→ Records from a collection:
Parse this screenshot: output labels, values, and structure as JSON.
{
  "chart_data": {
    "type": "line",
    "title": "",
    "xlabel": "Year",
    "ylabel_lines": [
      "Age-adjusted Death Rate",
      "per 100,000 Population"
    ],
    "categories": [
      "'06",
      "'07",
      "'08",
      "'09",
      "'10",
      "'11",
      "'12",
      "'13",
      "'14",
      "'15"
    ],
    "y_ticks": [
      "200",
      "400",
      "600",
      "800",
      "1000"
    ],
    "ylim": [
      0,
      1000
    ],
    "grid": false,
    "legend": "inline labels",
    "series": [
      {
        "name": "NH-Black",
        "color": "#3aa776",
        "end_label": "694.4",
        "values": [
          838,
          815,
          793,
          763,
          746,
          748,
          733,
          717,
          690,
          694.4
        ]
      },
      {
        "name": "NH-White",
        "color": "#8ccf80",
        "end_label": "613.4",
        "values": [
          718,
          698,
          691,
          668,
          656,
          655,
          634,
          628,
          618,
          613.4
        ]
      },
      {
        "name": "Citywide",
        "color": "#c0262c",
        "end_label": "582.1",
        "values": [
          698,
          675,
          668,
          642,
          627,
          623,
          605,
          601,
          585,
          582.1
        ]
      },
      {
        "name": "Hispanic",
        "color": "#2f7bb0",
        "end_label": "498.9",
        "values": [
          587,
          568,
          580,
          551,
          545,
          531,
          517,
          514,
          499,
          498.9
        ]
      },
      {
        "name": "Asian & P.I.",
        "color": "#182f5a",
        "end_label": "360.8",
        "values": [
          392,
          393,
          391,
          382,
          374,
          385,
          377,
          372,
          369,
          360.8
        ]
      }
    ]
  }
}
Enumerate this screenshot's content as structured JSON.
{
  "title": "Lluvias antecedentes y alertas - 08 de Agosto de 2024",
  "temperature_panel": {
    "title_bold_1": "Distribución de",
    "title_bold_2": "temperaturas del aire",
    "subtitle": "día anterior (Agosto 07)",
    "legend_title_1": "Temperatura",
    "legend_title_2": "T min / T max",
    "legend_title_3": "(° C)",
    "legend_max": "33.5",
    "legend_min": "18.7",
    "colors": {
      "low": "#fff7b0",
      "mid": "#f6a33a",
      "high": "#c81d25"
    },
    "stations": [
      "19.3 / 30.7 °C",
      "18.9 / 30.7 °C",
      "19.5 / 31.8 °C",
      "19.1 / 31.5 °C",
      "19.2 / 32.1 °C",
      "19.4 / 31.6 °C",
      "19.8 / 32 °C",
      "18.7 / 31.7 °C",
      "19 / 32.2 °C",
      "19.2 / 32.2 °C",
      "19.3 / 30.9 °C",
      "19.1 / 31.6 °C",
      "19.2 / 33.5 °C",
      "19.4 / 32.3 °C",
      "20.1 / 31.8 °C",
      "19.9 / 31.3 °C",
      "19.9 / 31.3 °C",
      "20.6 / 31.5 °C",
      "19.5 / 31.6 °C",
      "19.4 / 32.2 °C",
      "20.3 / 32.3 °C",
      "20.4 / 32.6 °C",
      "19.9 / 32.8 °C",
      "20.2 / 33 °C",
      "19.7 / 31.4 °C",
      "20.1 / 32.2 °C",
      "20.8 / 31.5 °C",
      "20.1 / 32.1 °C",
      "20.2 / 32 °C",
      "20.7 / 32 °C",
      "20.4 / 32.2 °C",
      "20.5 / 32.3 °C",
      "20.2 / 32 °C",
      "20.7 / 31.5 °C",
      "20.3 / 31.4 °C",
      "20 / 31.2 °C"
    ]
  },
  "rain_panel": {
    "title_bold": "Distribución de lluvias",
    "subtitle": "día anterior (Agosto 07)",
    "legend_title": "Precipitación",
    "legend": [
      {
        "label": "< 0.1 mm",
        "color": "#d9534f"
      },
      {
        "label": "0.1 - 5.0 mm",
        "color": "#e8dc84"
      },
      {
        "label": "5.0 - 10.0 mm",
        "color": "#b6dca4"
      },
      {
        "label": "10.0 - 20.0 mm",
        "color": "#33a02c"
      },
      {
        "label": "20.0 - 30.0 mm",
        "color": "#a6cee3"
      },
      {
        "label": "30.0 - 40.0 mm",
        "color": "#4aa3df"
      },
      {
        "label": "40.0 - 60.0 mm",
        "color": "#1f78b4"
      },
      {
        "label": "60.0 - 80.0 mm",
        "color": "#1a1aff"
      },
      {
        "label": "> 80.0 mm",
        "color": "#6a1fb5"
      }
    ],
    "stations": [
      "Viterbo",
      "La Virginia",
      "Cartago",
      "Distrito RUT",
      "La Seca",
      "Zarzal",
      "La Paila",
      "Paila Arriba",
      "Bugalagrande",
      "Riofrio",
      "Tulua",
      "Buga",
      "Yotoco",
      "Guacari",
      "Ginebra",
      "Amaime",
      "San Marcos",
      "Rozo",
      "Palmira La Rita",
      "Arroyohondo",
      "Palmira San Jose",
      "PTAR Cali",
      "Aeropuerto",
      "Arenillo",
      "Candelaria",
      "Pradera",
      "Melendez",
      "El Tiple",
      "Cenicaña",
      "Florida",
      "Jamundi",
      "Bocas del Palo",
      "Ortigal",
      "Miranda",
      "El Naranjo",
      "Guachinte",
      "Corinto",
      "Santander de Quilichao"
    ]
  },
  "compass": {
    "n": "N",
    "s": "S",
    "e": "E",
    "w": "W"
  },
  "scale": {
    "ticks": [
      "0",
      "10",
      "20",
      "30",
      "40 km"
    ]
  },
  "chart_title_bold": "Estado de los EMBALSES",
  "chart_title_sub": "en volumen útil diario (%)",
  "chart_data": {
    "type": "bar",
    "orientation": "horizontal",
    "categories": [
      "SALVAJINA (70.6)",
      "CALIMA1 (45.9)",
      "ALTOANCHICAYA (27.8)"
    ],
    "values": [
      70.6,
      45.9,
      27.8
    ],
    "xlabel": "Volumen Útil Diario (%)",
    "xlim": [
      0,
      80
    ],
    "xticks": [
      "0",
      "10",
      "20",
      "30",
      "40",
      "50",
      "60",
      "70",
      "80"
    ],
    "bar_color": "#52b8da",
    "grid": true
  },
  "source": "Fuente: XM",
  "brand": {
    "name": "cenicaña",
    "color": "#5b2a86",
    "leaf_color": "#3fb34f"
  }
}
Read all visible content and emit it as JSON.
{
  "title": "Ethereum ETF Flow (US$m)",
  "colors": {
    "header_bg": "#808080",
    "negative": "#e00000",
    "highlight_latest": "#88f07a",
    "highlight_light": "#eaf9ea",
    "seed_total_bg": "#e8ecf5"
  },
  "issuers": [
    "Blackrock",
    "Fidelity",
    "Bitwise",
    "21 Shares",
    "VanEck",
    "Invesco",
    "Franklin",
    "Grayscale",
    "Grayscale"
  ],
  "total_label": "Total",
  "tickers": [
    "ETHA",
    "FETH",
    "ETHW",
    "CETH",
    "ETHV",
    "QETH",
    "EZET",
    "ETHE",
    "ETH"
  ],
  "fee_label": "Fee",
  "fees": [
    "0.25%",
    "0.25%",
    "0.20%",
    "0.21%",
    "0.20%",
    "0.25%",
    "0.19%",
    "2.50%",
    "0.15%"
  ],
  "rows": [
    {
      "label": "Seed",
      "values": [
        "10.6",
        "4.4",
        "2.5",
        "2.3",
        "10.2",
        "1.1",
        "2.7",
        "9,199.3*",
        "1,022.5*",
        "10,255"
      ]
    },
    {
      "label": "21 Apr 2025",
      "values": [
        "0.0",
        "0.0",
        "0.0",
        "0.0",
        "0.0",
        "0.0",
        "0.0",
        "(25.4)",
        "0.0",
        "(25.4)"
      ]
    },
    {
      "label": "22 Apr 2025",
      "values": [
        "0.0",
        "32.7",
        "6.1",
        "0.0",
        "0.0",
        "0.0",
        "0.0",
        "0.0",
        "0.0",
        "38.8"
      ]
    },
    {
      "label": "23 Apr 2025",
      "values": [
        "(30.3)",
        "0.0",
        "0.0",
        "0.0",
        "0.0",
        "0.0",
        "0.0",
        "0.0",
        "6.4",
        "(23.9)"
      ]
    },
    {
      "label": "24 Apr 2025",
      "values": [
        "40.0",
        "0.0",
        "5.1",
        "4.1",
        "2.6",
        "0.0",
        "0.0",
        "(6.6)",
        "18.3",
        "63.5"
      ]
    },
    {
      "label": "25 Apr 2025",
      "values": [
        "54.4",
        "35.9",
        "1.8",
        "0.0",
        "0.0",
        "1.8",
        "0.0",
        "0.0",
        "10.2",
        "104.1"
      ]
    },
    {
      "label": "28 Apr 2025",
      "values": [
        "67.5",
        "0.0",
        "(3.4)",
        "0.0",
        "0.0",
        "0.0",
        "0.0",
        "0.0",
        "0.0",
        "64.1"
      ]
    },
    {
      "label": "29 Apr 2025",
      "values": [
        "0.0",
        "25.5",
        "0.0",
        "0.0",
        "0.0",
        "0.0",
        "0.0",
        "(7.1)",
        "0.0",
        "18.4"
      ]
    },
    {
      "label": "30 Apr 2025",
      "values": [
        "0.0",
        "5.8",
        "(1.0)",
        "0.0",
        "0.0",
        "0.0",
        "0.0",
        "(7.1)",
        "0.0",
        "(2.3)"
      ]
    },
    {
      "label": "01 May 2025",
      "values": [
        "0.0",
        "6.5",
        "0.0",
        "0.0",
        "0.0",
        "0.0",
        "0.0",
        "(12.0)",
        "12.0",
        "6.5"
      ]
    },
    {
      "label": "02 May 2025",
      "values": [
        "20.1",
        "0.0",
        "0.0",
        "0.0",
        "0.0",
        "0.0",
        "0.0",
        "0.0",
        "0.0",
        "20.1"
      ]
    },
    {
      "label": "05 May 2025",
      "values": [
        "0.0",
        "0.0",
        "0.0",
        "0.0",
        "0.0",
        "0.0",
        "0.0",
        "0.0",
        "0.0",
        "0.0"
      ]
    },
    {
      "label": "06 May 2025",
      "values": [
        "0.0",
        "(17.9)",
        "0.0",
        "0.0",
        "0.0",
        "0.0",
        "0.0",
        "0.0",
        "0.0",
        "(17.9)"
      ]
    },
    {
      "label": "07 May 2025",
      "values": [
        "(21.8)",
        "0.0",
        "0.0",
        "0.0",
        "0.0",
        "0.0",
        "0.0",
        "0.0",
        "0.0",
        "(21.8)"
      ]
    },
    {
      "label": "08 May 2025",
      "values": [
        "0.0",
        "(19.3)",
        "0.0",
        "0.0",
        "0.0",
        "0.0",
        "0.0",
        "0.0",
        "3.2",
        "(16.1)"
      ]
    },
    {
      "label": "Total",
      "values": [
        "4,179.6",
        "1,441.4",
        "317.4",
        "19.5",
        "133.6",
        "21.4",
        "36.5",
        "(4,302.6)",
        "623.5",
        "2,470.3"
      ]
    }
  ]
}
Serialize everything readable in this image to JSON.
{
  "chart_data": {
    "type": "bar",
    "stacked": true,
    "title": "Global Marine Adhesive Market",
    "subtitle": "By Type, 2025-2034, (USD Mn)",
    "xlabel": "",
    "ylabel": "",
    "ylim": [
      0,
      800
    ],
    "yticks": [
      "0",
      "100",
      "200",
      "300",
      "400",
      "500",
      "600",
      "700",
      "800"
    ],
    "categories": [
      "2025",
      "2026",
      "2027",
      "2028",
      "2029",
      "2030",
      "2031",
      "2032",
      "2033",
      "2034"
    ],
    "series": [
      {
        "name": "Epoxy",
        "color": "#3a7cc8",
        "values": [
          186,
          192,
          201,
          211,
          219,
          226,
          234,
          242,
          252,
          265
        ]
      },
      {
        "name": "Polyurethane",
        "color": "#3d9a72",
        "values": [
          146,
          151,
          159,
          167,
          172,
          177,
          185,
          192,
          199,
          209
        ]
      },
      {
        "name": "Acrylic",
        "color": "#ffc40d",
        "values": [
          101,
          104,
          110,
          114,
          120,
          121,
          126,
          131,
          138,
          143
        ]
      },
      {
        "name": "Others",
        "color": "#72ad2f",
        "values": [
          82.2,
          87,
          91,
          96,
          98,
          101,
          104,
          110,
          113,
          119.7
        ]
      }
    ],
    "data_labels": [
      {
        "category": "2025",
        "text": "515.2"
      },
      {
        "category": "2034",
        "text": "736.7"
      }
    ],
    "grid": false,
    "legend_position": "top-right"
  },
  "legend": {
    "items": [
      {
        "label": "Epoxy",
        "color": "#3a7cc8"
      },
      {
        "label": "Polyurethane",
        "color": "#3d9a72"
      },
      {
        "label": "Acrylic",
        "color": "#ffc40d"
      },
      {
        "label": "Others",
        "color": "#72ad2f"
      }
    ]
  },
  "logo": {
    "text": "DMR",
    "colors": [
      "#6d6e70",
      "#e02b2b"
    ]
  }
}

→ What is needed: Pick out and copy the lines of the entries that hold the string "name".

→ The result:
        "name": "NH-Black",
        "name": "NH-White",
        "name": "Citywide",
        "name": "Hispanic",
        "name": "Asian & P.I.",
    "name": "cenicaña",
        "name": "Epoxy",
        "name": "Polyurethane",
        "name": "Acrylic",
        "name": "Others",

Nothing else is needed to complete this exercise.